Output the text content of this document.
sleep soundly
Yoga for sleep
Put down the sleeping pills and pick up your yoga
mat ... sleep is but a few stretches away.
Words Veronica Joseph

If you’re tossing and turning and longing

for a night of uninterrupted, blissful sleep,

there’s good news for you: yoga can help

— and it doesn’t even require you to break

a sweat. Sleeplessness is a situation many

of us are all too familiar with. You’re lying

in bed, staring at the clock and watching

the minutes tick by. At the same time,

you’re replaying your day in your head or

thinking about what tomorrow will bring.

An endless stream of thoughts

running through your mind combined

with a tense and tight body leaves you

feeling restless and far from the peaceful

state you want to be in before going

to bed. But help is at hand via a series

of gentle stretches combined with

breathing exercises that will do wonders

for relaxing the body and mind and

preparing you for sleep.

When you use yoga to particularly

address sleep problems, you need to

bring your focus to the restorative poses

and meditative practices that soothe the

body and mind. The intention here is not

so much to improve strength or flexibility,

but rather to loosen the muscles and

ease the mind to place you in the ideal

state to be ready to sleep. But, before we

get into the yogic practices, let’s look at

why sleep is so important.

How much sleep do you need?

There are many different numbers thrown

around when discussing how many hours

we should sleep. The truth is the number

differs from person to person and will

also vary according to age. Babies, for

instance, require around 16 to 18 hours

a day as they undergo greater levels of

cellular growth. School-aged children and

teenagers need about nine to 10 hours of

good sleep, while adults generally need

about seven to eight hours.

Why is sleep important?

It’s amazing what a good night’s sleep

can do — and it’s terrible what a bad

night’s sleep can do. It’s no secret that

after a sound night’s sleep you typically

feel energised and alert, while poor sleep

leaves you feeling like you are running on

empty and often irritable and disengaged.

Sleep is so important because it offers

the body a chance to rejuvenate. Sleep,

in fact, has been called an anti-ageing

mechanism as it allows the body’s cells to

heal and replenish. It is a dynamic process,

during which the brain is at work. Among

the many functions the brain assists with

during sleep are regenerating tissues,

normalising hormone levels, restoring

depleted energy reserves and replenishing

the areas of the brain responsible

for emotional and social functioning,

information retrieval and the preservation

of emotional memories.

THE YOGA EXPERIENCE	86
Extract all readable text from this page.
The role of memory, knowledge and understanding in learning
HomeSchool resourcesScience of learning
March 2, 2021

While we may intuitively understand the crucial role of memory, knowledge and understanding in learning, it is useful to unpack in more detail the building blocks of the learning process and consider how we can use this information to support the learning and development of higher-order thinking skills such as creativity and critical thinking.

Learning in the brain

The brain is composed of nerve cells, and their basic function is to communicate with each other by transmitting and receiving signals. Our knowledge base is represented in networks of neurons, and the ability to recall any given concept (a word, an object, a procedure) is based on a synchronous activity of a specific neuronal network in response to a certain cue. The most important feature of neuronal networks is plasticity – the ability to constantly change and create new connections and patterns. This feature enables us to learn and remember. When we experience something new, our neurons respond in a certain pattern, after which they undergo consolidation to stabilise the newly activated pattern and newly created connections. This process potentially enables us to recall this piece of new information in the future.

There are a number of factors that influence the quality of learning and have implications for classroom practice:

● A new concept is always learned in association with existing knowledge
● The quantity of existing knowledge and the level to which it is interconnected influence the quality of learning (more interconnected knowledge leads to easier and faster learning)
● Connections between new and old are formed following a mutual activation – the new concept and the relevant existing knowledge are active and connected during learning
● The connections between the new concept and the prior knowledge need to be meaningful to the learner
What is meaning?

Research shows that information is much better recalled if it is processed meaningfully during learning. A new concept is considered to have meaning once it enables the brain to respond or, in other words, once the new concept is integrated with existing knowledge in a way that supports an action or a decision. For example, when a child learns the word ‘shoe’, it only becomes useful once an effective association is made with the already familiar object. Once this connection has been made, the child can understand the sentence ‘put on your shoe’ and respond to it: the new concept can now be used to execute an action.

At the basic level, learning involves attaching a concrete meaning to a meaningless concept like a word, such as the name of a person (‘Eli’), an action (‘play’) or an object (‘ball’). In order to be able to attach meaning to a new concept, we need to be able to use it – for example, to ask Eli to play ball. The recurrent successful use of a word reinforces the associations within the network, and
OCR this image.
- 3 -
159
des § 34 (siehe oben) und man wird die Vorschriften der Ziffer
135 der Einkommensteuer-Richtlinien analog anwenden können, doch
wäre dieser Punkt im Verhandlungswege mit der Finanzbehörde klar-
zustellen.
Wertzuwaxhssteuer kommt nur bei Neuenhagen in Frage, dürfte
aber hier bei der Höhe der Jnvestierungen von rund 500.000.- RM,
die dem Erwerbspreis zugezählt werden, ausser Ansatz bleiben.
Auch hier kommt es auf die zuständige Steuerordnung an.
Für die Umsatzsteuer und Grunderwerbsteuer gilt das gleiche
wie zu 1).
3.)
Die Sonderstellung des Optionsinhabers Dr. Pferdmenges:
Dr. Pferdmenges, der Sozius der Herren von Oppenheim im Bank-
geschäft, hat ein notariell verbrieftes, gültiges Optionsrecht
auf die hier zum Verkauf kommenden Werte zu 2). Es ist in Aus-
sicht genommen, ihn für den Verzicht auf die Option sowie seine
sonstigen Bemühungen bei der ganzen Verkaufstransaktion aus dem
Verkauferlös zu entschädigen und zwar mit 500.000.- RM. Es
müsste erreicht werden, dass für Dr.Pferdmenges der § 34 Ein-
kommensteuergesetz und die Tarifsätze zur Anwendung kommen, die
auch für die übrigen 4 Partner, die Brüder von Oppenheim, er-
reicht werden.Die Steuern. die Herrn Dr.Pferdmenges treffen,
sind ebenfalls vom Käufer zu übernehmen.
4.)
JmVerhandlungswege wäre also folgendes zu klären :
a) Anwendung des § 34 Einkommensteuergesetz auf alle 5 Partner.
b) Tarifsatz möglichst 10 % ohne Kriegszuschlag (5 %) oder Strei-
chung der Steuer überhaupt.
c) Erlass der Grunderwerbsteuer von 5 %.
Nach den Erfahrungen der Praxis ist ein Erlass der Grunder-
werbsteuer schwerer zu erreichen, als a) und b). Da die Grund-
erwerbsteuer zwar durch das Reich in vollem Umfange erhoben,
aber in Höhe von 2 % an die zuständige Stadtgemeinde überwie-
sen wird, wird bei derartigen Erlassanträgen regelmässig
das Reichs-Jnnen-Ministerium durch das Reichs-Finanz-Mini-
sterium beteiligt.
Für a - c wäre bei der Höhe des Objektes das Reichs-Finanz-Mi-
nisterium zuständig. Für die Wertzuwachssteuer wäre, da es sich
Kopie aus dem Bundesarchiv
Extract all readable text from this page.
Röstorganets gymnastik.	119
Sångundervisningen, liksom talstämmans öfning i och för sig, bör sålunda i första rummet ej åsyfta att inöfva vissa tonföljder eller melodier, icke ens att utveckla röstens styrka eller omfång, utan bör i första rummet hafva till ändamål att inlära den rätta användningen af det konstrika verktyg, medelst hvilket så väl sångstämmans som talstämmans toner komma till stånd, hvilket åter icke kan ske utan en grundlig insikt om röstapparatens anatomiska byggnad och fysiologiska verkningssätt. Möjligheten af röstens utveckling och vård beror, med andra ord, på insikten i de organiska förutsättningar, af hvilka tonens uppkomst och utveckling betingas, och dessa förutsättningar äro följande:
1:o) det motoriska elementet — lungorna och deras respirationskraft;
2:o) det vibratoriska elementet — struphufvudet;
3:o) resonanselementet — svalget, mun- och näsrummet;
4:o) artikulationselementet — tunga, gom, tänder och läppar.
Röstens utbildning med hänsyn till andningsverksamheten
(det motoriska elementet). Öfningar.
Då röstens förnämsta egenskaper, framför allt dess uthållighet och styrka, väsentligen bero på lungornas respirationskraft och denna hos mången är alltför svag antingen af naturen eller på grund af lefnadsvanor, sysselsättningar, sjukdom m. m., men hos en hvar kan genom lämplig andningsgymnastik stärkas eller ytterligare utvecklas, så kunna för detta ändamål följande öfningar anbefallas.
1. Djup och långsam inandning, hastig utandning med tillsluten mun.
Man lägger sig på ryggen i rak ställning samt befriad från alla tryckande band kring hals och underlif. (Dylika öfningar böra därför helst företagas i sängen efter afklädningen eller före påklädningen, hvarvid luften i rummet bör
######
(PROBLEM TO SOLVE) Provide nothing but the number of lines in the material above in which the string "state" is found.

(RESULT OF THE TASK) 2